Search the data for the string "Features" and gather each line it is in.

--- start Data in this exercise ---

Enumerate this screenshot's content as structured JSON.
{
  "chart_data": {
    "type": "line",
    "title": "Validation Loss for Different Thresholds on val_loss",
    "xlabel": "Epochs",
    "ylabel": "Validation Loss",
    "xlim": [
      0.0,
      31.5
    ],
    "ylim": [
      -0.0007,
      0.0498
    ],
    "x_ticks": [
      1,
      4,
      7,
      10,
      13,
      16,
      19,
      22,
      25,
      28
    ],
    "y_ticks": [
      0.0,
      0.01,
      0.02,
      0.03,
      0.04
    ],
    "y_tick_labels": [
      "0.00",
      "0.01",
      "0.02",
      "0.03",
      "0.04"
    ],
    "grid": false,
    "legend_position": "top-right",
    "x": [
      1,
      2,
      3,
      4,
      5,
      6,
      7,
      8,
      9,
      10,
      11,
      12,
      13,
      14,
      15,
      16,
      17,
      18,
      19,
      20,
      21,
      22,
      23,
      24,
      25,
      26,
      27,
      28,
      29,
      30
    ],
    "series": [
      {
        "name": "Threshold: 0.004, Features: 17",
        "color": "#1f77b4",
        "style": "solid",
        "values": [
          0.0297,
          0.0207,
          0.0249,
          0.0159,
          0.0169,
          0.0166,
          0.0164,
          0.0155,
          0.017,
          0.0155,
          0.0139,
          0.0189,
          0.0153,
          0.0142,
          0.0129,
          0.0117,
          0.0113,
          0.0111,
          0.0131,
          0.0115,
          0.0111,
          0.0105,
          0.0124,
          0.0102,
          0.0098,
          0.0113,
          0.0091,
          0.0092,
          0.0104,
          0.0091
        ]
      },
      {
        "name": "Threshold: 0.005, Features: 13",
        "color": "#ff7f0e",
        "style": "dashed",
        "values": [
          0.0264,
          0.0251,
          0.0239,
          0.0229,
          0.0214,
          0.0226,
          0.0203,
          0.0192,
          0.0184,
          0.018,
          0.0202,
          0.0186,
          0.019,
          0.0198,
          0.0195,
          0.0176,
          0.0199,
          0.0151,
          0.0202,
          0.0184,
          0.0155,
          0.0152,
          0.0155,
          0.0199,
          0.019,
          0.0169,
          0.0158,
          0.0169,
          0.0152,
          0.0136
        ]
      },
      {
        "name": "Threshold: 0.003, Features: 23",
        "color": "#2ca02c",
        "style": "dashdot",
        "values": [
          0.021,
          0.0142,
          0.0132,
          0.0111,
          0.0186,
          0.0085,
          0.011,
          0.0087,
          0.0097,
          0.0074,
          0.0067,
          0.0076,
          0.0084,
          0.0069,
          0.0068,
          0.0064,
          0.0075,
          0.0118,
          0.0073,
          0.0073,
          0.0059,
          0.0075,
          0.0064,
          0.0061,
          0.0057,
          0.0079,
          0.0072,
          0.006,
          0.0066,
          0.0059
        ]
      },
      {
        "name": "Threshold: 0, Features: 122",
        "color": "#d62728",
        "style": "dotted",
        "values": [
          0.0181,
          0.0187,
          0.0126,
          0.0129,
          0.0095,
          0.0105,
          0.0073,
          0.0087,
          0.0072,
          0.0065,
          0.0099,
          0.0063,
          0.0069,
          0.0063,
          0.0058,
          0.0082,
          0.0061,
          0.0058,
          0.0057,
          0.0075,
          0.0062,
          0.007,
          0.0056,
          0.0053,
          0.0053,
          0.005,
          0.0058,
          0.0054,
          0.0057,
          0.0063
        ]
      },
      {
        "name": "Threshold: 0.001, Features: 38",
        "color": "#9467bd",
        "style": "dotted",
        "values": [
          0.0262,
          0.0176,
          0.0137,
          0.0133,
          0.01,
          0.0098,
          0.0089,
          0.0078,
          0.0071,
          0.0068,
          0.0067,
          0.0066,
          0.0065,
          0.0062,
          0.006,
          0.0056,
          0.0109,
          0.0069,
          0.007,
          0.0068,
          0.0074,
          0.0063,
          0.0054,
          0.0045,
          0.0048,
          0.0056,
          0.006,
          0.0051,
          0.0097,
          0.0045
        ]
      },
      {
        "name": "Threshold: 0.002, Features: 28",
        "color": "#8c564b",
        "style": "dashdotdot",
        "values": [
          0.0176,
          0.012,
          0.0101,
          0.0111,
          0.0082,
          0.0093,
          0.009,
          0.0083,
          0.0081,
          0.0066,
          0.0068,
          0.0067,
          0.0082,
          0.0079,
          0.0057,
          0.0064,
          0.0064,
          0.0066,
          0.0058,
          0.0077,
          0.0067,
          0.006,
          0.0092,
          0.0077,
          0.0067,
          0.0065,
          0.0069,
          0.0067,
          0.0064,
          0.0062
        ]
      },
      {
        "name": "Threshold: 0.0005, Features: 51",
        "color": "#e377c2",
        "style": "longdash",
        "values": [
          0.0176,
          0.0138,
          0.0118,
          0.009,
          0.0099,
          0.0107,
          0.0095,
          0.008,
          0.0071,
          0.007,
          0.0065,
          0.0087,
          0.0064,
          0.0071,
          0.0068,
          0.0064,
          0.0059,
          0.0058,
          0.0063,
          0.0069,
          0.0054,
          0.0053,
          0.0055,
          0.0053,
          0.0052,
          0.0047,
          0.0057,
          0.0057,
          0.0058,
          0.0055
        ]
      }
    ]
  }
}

--- end Data in this exercise ---

- _Response below_
        "name": "Threshold: 0.004, Features: 17",
        "name": "Threshold: 0.005, Features: 13",
        "name": "Threshold: 0.003, Features: 23",
        "name": "Threshold: 0, Features: 122",
        "name": "Threshold: 0.001, Features: 38",
        "name": "Threshold: 0.002, Features: 28",
        "name": "Threshold: 0.0005, Features: 51",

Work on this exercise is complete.